* _TUGAS TERTULIS_
Tuliskan tanpa mengubah satu kata pun bagian bacaan tentang syuting film di Pangandaran yang dibuka dengan kata-kata berisi "Memang selama syuting" dan ditutup dengan "Indonesia bikin film.".

* _BACAAN_
-.-.-

Memang selama syuting di Pangandaran penonton tak pernah sepi. Mereka berteriak kaget bila terdengar ledakan mercon atau melihat kepulan asap yang mewarnai udara. Merekapun bertepuk tangan riuh bila adegan-adegan berbahaya terselesaikan dengan selamat. Para pedagang makanan dan jurufoto amatirpun laris. Sebab penduduk beramai-ramai minta foto bersama artis-artis pendukung film, lewat kamera polaroid sekali jepret langsung jadi. Kalau nasib lagi baik, para pedagang atau tukang foto itu juga kebagian peran figuran. Honor Rp. 5.000,00 sehari dianggap cukup lumayan. Turis-turis asing yang berkeliaran di arena wisata pun terheran-heran melihat keriuhan syuting. Mungkin baru kali itu mereka menonton orang Indonesia bikin film.

-.-.-

* _INFORMASI YANG DIBERIKAN_
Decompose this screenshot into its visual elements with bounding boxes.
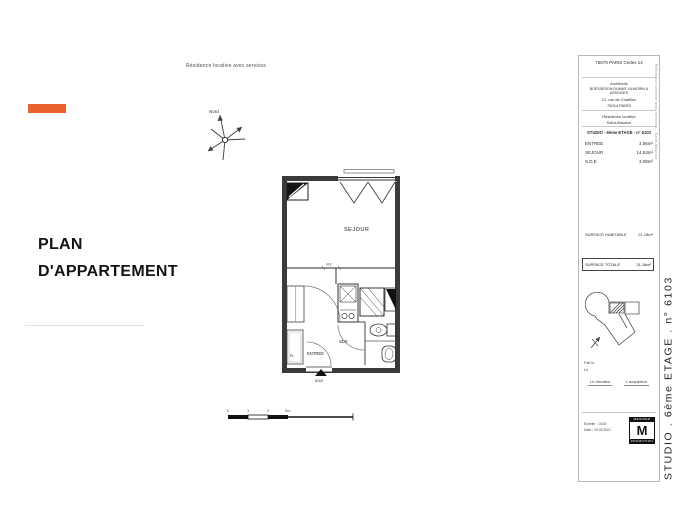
room-label-sejour: SEJOUR bbox=[344, 227, 369, 233]
placard: PL bbox=[287, 330, 303, 364]
logo-letter: M bbox=[629, 422, 655, 439]
surface-habitable-value: 21.18m² bbox=[638, 232, 653, 237]
surface-totale-value: 21.18m² bbox=[636, 262, 651, 267]
separator bbox=[582, 126, 656, 127]
residence-line2: Saint-Maurice bbox=[579, 120, 659, 125]
developer-logo: MEUNIER M PROMOTION bbox=[629, 417, 655, 444]
technical-shaft bbox=[385, 288, 397, 311]
date-label: Date : 19.03.2001 bbox=[584, 428, 624, 432]
surface-totale-label: SURFACE TOTALE bbox=[585, 262, 620, 267]
separator bbox=[582, 110, 656, 111]
entry-number-label: 6103 bbox=[315, 379, 323, 383]
kitchenette bbox=[338, 284, 358, 322]
room-name: SEJOUR bbox=[585, 150, 603, 155]
separator bbox=[582, 412, 656, 413]
cedex-address: 75679 PARIS Cedex 14 bbox=[579, 60, 659, 65]
separator bbox=[582, 77, 656, 78]
entry-door bbox=[306, 342, 332, 372]
room-area: 3.56m² bbox=[639, 141, 653, 146]
room-area-row: SEJOUR 14.53m² bbox=[585, 150, 653, 155]
key-plan bbox=[585, 292, 653, 354]
residence-line1: Résidence locative bbox=[579, 114, 659, 119]
unit-title: STUDIO - 6ème ETAGE - n° 6103 bbox=[579, 130, 659, 135]
accent-bar bbox=[28, 104, 66, 113]
surface-habitable-row: SURFACE HABITABLE 21.18m² bbox=[585, 232, 653, 237]
room-area-row: ENTREE 3.56m² bbox=[585, 141, 653, 146]
page-title: PLAN D'APPARTEMENT bbox=[38, 231, 178, 285]
room-label-entree: ENTREE bbox=[307, 351, 324, 356]
architect-street: 21, rue de Chatillon bbox=[579, 97, 659, 102]
closet-door-arc bbox=[304, 286, 340, 322]
residence-note: Résidence locative avec services bbox=[186, 63, 266, 69]
architect-city: 75014 PARIS bbox=[579, 103, 659, 108]
surface-totale-box: SURFACE TOTALE 21.18m² bbox=[582, 258, 654, 271]
signature-vendeur: Le Vendeur bbox=[588, 379, 612, 386]
vertical-unit-title: STUDIO . 6ème ETAGE . n° 6103 bbox=[658, 276, 679, 480]
washbasin bbox=[382, 346, 396, 362]
scale-tick-2: 2 bbox=[267, 408, 270, 413]
sde-door-arc bbox=[338, 325, 364, 350]
room-area-row: S.D.E 3.09m² bbox=[585, 159, 653, 164]
architect-name: BOESSESON DUMAS VILMORIN & ASSOCIES bbox=[579, 87, 659, 95]
compass-north-label: Nord bbox=[209, 109, 219, 114]
signature-acquereur: L'acquéreur bbox=[624, 379, 649, 386]
key-plan-north-icon bbox=[591, 337, 600, 348]
scale-bar: 0 1 2 5m bbox=[226, 406, 358, 424]
room-area: 14.53m² bbox=[636, 150, 653, 155]
le-label: Le bbox=[584, 368, 624, 372]
room-name: ENTREE bbox=[585, 141, 603, 146]
window-swing-left bbox=[340, 182, 368, 203]
dimension-label: 402 bbox=[326, 263, 332, 267]
scale-tick-3: 5m bbox=[285, 408, 291, 413]
window-bay bbox=[336, 170, 398, 204]
surface-habitable-label: SURFACE HABITABLE bbox=[585, 232, 627, 237]
corner-duct bbox=[287, 183, 308, 200]
divider-line bbox=[25, 325, 145, 326]
plan-document-page: Résidence locative avec services PLAN D'… bbox=[0, 0, 679, 525]
toilet bbox=[370, 324, 396, 336]
fait-le-label: Fait le bbox=[584, 361, 624, 365]
room-name: S.D.E bbox=[585, 159, 597, 164]
logo-bottom-text: PROMOTION bbox=[629, 439, 655, 444]
window-swing-right bbox=[368, 182, 395, 203]
floor-plan-drawing: SEJOUR 402 bbox=[282, 168, 400, 383]
room-label-placard: PL bbox=[290, 354, 294, 358]
window-ledge bbox=[344, 170, 394, 174]
room-area: 3.09m² bbox=[639, 159, 653, 164]
page-title-line2: D'APPARTEMENT bbox=[38, 258, 178, 285]
scale-tick-0: 0 bbox=[227, 408, 230, 413]
shower bbox=[360, 288, 384, 316]
page-title-line1: PLAN bbox=[38, 231, 178, 258]
architect-label: Architecte bbox=[579, 81, 659, 86]
key-plan-unit-hatch bbox=[610, 303, 624, 313]
scale-tick-1: 1 bbox=[247, 408, 250, 413]
echelle-label: Echelle : 1/100 bbox=[584, 422, 624, 426]
compass-rose-icon: Nord bbox=[198, 106, 250, 164]
title-block: 75679 PARIS Cedex 14 Architecte BOESSESO… bbox=[578, 55, 660, 482]
closet bbox=[287, 286, 340, 322]
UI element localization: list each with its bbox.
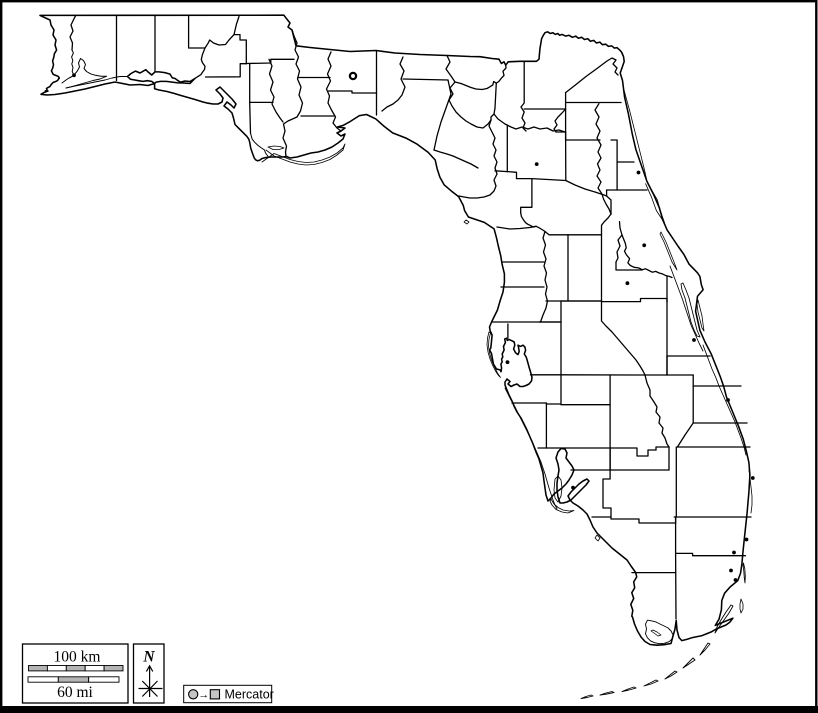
svg-text:60 mi: 60 mi [57,684,93,701]
svg-text:N: N [142,649,155,666]
svg-text:→: → [198,689,209,701]
svg-text:Mercator: Mercator [225,688,274,702]
svg-text:100 km: 100 km [54,649,101,666]
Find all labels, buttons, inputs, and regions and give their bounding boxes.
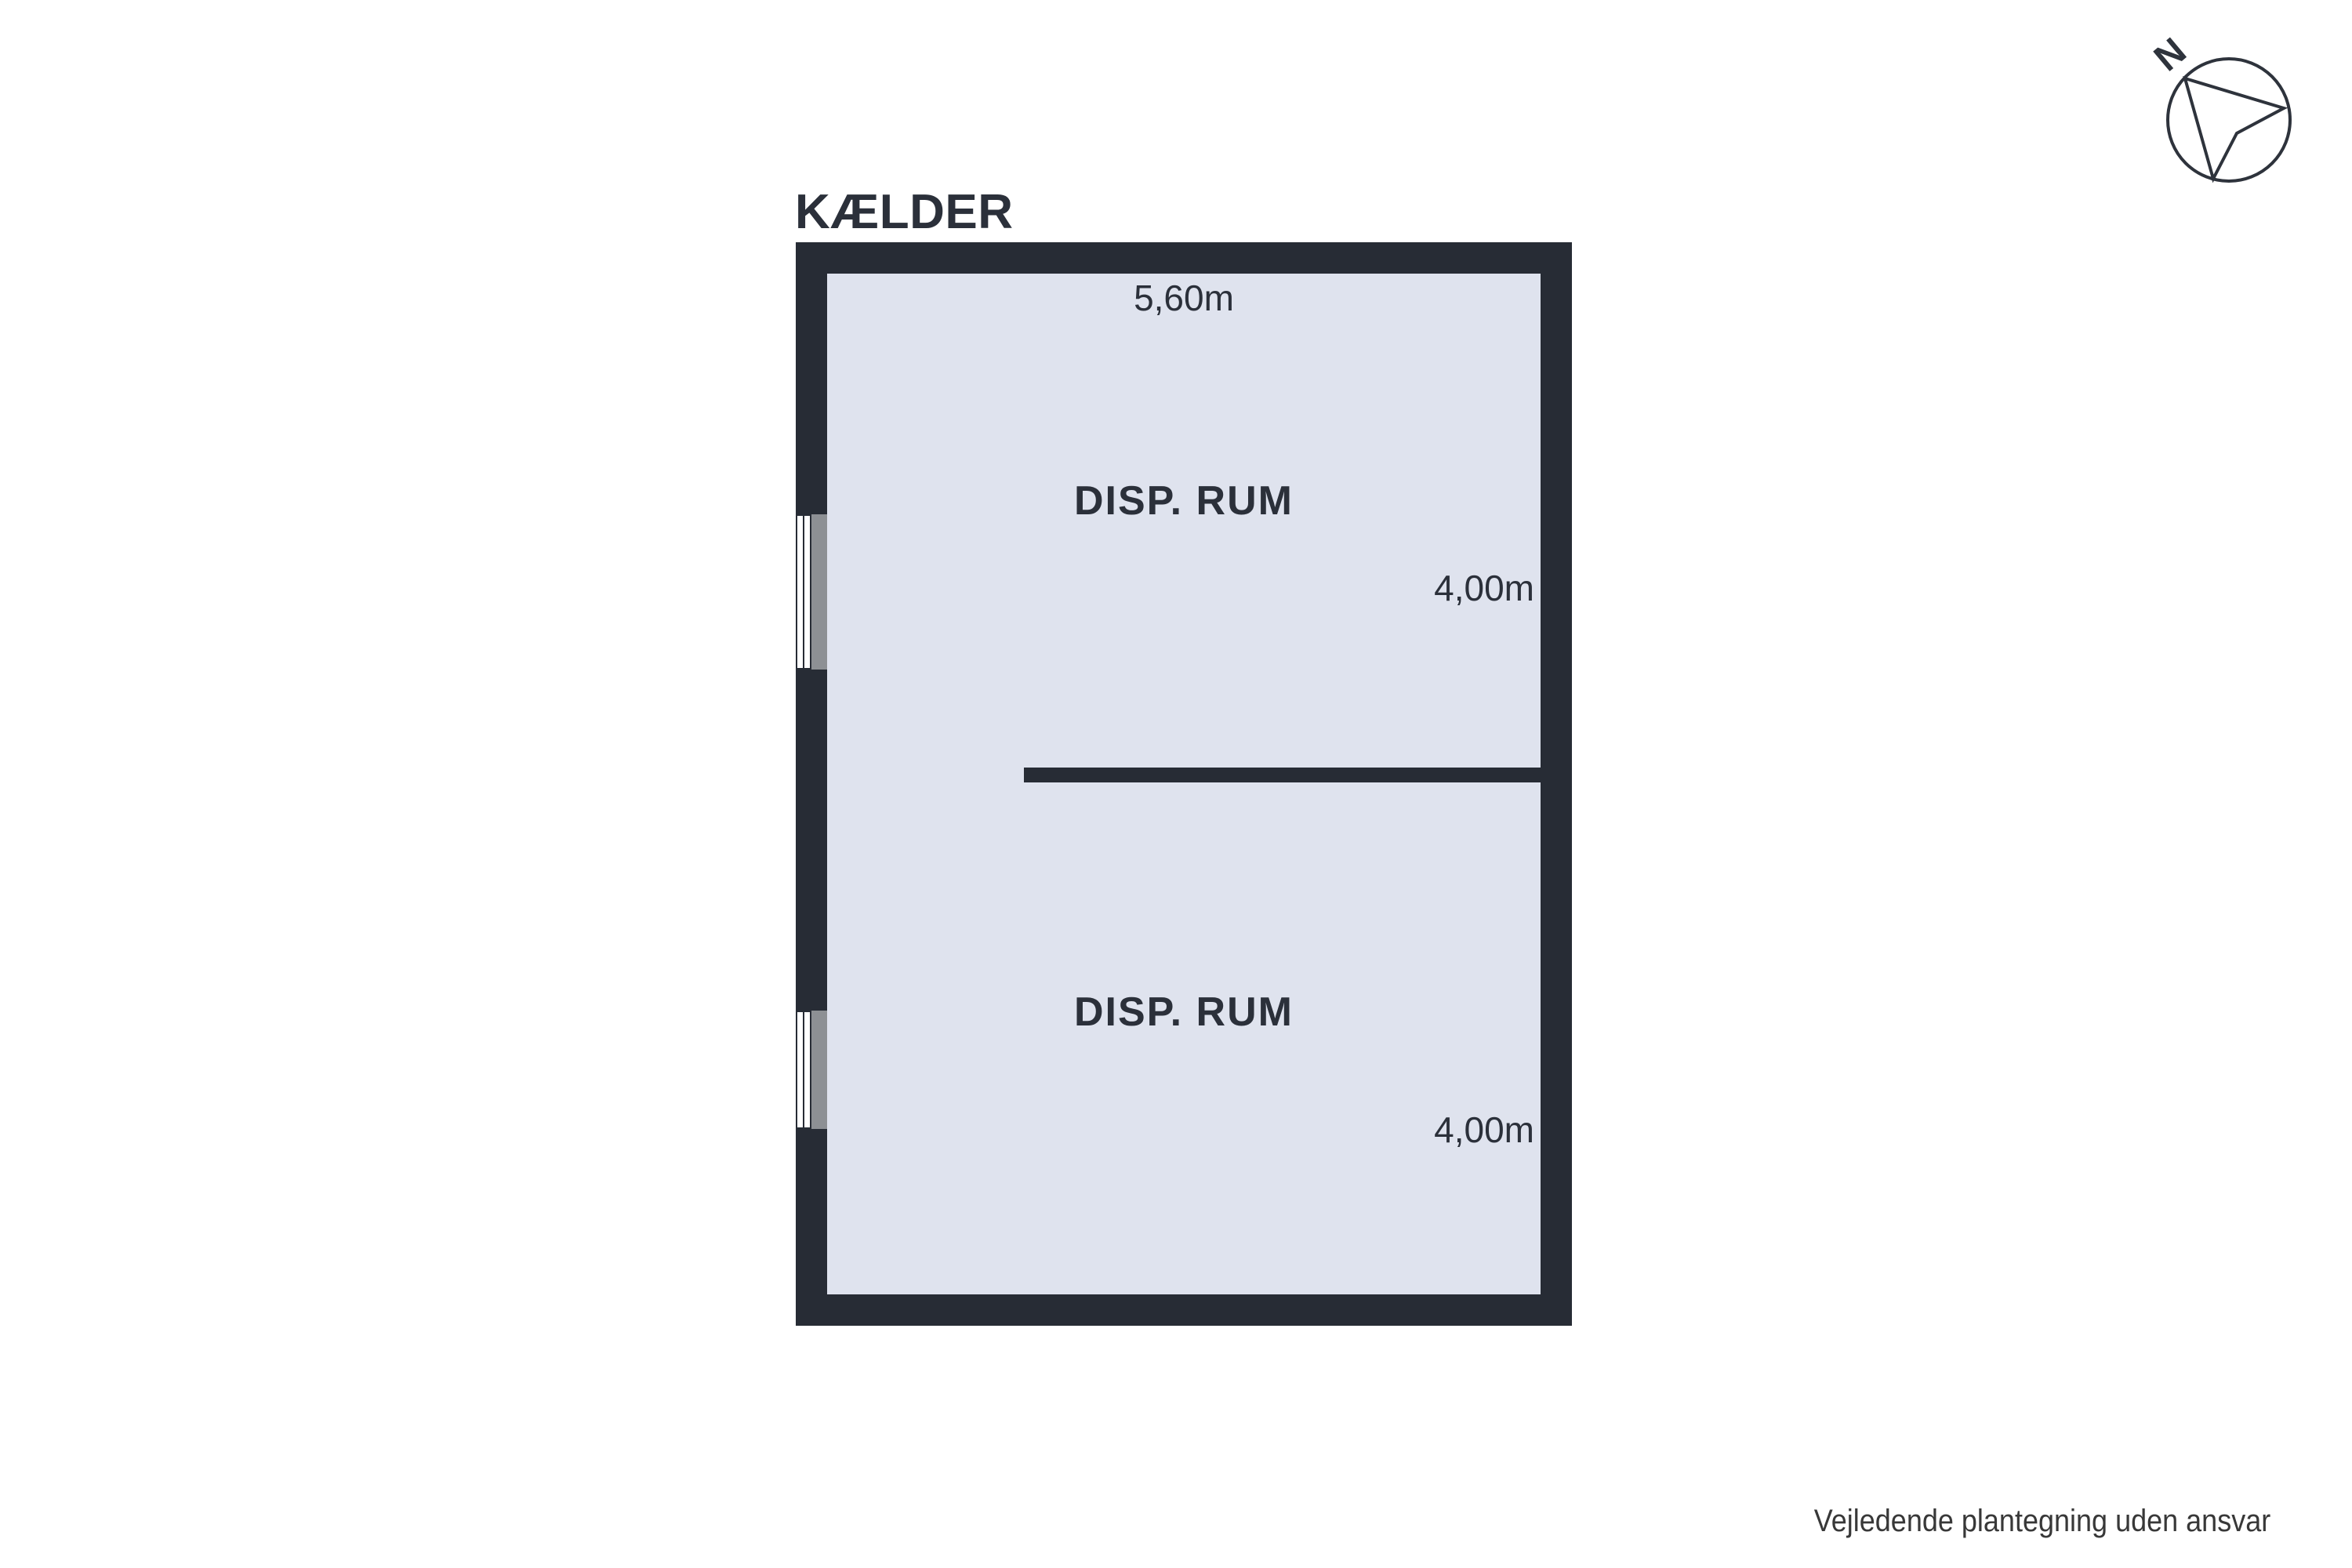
floor-area: 5,60m DISP. RUM 4,00m DISP. RUM 4,00m: [827, 274, 1541, 1294]
north-arrow-icon: N: [2144, 22, 2317, 194]
floor-plan-page: KÆLDER N 5,60m DISP. RUM 4,00m DISP. RUM…: [0, 0, 2352, 1568]
window-glazing: [796, 514, 811, 670]
compass-north-label: N: [2147, 31, 2194, 80]
room-1-width-dimension: 5,60m: [827, 280, 1541, 316]
partition-wall: [1024, 768, 1541, 782]
page-title: KÆLDER: [795, 188, 1014, 237]
disclaimer-text: Vejledende plantegning uden ansvar: [1814, 1505, 2270, 1537]
window-glazing: [796, 1011, 811, 1129]
window-mullion: [803, 516, 804, 668]
room-1-label: DISP. RUM: [827, 481, 1541, 521]
window-symbol-2: [796, 1011, 827, 1129]
room-2-depth-dimension: 4,00m: [1434, 1112, 1534, 1148]
floor-plan: 5,60m DISP. RUM 4,00m DISP. RUM 4,00m: [796, 242, 1572, 1326]
window-symbol-1: [796, 514, 827, 670]
room-2: DISP. RUM 4,00m: [827, 782, 1541, 1294]
room-2-label: DISP. RUM: [827, 992, 1541, 1033]
window-mullion: [803, 1012, 804, 1127]
window-sill: [811, 514, 827, 670]
room-1-depth-dimension: 4,00m: [1434, 570, 1534, 606]
room-1: 5,60m DISP. RUM 4,00m: [827, 274, 1541, 768]
window-sill: [811, 1011, 827, 1129]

-.-.-

* _PENYELESAIAN SOAL INI_
Memang selama syuting di Pangandaran penonton tak pernah sepi. Mereka berteriak kaget bila terdengar ledakan mercon atau melihat kepulan asap yang mewarnai udara. Merekapun bertepuk tangan riuh bila adegan-adegan berbahaya terselesaikan dengan selamat. Para pedagang makanan dan jurufoto amatirpun laris. Sebab penduduk beramai-ramai minta foto bersama artis-artis pendukung film, lewat kamera polaroid sekali jepret langsung jadi. Kalau nasib lagi baik, para pedagang atau tukang foto itu juga kebagian peran figuran. Honor Rp. 5.000,00 sehari dianggap cukup lumayan. Turis-turis asing yang berkeliaran di arena wisata pun terheran-heran melihat keriuhan syuting. Mungkin baru kali itu mereka menonton orang Indonesia bikin film.